--- START INFORMATION SUPPLIED ---
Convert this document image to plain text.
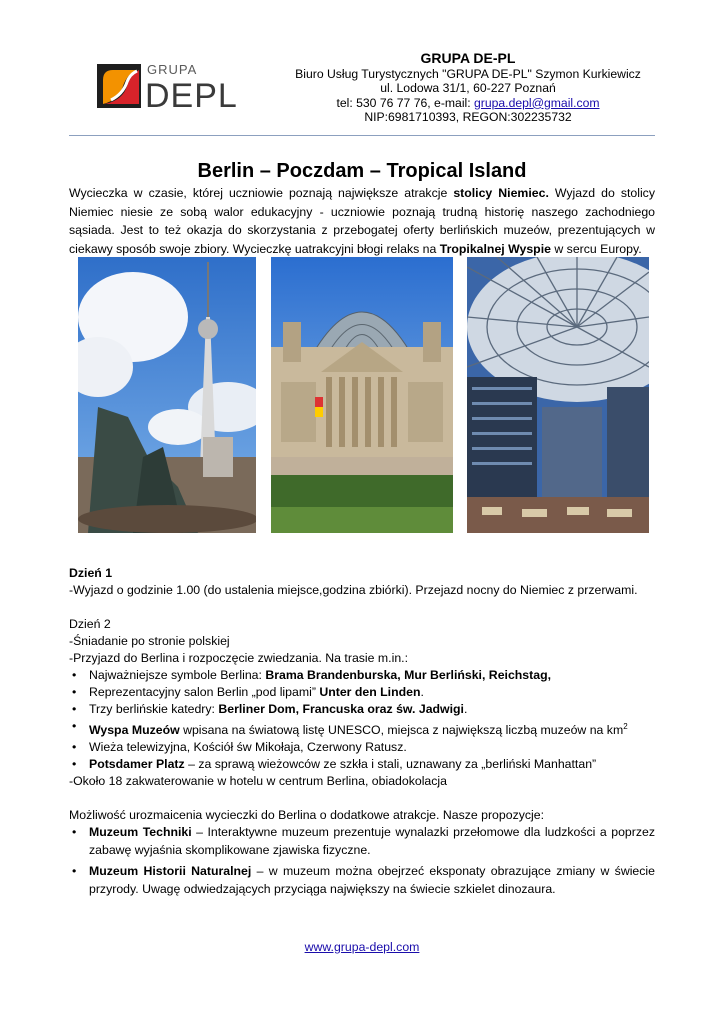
GRUPA
DEPL
GRUPA DE-PL
Biuro Usług Turystycznych "GRUPA DE-PL" Szymon Kurkiewicz
ul. Lodowa 31/1, 60-227 Poznań
tel: 530 76 77 76, e-mail: grupa.depl@gmail.com
NIP:6981710393, REGON:302235732
Berlin – Poczdam – Tropical Island
Wycieczka w czasie, której uczniowie poznają największe atrakcje stolicy Niemiec. Wyjazd do stolicy Niemiec niesie ze sobą walor edukacyjny - uczniowie poznają trudną historię naszego zachodniego sąsiada. Jest to też okazja do skorzystania z przebogatej oferty berlińskich muzeów, prezentujących w ciekawy sposób swoje zbiory. Wycieczkę uatrakcyjni błogi relaks na Tropikalnej Wyspie w sercu Europy.

Dzień 1

-Wyjazd o godzinie 1.00 (do ustalenia miejsce,godzina zbiórki). Przejazd nocny do Niemiec z przerwami.

Dzień 2

-Śniadanie po stronie polskiej

-Przyjazd do Berlina i rozpoczęcie zwiedzania. Na trasie m.in.:

• Najważniejsze symbole Berlina: Brama Brandenburska, Mur Berliński, Reichstag,
• Reprezentacyjny salon Berlin „pod lipami” Unter den Linden.
• Trzy berlińskie katedry: Berliner Dom, Francuska oraz św. Jadwigi.
• Wyspa Muzeów wpisana na światową listę UNESCO, miejsca z największą liczbą muzeów na $km^2$
• Wieża telewizyjna, Kościół św Mikołaja, Czerwony Ratusz.
• Potsdamer Platz – za sprawą wieżowców ze szkła i stali, uznawany za „berliński Manhattan”

-Około 18 zakwaterowanie w hotelu w centrum Berlina, obiadokolacja

Możliwość urozmaicenia wycieczki do Berlina o dodatkowe atrakcje. Nasze propozycje:

• Muzeum Techniki – Interaktywne muzeum prezentuje wynalazki przełomowe dla ludzkości a poprzez zabawę wyjaśnia skomplikowane zjawiska fizyczne.
• Muzeum Historii Naturalnej – w muzeum można obejrzeć eksponaty obrazujące zmiany w świecie przyrody. Uwagę odwiedzających przyciąga największy na świecie szkielet dinozaura.
www.grupa-depl.com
--- END INFORMATION SUPPLIED ---
» **AIM**
Select every line of the records holding the string "muzeów".

» **RESULT OF THIS EXERCISE**
Wycieczka w czasie, której uczniowie poznają największe atrakcje stolicy Niemiec. Wyjazd do stolicy Niemiec niesie ze sobą walor edukacyjny - uczniowie poznają trudną historię naszego zachodniego sąsiada. Jest to też okazja do skorzystania z przebogatej oferty berlińskich muzeów, prezentujących w ciekawy sposób swoje zbiory. Wycieczkę uatrakcyjni błogi relaks na Tropikalnej Wyspie w sercu Europy.
• Wyspa Muzeów wpisana na światową listę UNESCO, miejsca z największą liczbą muzeów na $km^2$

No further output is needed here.